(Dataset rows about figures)
☆ ☆ ☆

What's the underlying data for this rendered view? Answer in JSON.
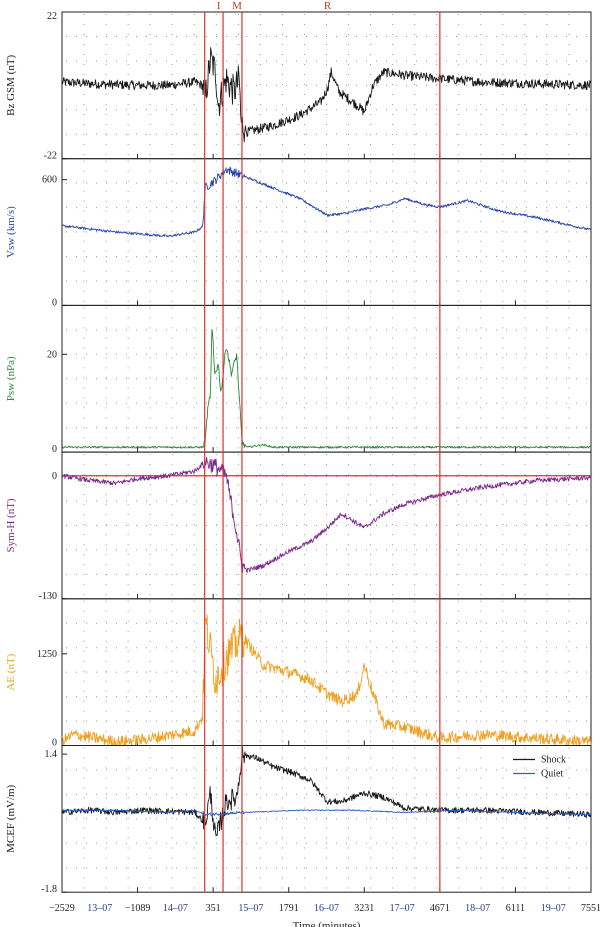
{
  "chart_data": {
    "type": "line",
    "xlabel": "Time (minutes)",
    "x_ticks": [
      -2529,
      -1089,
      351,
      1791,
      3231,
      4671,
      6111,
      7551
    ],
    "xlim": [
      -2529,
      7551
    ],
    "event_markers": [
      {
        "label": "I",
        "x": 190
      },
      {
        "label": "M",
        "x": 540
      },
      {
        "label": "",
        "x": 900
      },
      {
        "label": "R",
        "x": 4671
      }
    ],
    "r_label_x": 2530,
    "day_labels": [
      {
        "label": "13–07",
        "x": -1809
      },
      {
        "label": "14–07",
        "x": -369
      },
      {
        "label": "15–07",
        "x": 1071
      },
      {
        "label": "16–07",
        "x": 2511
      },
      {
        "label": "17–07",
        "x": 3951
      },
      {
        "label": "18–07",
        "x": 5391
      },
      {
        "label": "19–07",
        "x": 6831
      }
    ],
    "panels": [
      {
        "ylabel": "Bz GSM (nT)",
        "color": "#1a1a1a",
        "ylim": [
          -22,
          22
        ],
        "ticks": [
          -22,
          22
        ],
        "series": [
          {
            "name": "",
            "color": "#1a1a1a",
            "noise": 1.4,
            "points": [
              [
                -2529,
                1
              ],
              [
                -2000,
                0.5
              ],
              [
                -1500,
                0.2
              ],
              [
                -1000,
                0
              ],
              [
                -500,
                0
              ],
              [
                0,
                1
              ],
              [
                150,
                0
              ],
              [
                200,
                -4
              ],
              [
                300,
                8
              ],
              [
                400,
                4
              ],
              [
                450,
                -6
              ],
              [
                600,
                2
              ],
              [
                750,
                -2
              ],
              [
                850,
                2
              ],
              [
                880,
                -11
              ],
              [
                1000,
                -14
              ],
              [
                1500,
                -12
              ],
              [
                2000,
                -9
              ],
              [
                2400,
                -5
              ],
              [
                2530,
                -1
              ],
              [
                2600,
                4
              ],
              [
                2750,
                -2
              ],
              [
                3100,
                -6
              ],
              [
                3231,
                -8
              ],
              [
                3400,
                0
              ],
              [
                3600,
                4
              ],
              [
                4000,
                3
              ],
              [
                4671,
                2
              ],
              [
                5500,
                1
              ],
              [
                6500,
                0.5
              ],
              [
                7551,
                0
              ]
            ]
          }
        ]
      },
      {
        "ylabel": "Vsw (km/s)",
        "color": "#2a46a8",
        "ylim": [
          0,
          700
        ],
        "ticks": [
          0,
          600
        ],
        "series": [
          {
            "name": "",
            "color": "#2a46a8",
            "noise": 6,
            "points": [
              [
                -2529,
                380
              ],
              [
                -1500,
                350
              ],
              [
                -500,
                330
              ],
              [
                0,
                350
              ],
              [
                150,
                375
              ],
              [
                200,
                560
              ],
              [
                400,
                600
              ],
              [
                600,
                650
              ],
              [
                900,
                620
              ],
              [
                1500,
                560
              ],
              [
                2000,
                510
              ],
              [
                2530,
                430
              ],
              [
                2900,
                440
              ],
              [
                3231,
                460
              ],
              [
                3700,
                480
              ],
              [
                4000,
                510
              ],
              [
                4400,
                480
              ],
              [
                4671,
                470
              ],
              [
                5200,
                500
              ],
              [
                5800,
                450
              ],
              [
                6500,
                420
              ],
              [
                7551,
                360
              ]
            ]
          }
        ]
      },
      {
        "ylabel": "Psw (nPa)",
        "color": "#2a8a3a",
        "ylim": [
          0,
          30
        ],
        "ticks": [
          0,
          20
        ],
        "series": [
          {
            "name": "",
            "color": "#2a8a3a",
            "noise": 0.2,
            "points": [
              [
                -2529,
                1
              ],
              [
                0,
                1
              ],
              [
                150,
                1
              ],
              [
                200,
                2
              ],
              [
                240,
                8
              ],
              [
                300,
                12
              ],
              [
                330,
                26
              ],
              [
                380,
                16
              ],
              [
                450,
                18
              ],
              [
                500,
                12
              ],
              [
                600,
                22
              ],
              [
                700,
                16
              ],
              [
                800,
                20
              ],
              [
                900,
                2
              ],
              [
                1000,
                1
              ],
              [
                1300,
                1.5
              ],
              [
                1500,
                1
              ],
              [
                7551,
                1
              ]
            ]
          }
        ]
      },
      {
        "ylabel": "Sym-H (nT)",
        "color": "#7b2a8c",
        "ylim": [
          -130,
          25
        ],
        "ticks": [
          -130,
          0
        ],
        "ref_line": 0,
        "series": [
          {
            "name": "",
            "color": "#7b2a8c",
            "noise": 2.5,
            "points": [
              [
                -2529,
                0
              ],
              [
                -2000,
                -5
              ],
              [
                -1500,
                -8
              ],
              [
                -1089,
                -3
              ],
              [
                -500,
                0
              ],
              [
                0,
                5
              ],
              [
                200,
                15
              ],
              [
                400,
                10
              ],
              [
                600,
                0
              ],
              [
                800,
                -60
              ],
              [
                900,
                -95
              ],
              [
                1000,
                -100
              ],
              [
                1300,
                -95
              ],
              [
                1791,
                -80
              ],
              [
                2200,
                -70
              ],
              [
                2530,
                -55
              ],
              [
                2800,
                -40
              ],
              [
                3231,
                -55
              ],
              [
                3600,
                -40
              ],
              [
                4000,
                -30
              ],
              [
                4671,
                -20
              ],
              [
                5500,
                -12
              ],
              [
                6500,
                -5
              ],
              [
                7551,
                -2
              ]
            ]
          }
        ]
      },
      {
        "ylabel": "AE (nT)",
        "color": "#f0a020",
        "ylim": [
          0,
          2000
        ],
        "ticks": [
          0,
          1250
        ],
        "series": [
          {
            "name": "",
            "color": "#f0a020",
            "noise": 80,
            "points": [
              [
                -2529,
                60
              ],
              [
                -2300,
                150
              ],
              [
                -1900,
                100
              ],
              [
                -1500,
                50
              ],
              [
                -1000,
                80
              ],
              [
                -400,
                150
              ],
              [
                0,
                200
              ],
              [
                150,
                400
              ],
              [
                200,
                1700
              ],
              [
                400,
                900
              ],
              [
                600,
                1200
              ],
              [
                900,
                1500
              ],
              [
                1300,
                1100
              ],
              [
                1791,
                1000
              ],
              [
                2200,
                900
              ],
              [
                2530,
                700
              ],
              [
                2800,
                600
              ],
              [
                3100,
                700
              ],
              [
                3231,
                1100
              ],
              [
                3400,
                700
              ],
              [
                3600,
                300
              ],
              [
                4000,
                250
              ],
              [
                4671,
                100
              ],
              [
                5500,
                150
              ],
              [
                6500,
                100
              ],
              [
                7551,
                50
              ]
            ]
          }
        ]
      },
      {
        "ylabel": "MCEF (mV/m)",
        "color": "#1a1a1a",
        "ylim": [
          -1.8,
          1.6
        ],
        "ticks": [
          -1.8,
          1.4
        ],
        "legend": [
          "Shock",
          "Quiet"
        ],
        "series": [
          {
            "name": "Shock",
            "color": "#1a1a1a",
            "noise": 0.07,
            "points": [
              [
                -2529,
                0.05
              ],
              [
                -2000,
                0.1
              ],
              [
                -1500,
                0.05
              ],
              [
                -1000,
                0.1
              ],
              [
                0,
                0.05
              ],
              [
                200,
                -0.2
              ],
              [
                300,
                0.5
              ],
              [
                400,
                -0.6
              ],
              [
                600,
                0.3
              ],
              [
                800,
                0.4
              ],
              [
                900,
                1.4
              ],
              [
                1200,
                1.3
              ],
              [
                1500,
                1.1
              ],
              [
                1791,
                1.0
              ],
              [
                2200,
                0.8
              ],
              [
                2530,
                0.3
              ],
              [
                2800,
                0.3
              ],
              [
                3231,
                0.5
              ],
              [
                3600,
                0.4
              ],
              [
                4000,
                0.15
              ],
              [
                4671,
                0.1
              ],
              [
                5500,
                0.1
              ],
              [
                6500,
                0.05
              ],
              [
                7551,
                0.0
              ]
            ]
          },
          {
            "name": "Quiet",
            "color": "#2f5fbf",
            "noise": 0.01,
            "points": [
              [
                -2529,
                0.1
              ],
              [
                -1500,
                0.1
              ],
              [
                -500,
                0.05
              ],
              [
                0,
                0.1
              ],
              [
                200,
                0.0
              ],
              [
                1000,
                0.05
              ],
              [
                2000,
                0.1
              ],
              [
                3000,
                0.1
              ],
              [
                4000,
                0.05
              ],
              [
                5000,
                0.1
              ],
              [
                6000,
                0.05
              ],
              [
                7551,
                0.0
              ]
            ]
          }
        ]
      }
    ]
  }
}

☆ ☆ ☆

Report each line of the material above where the word "ylabel" appears.

        "ylabel": "Bz GSM (nT)",
        "ylabel": "Vsw (km/s)",
        "ylabel": "Psw (nPa)",
        "ylabel": "Sym-H (nT)",
        "ylabel": "AE (nT)",
        "ylabel": "MCEF (mV/m)",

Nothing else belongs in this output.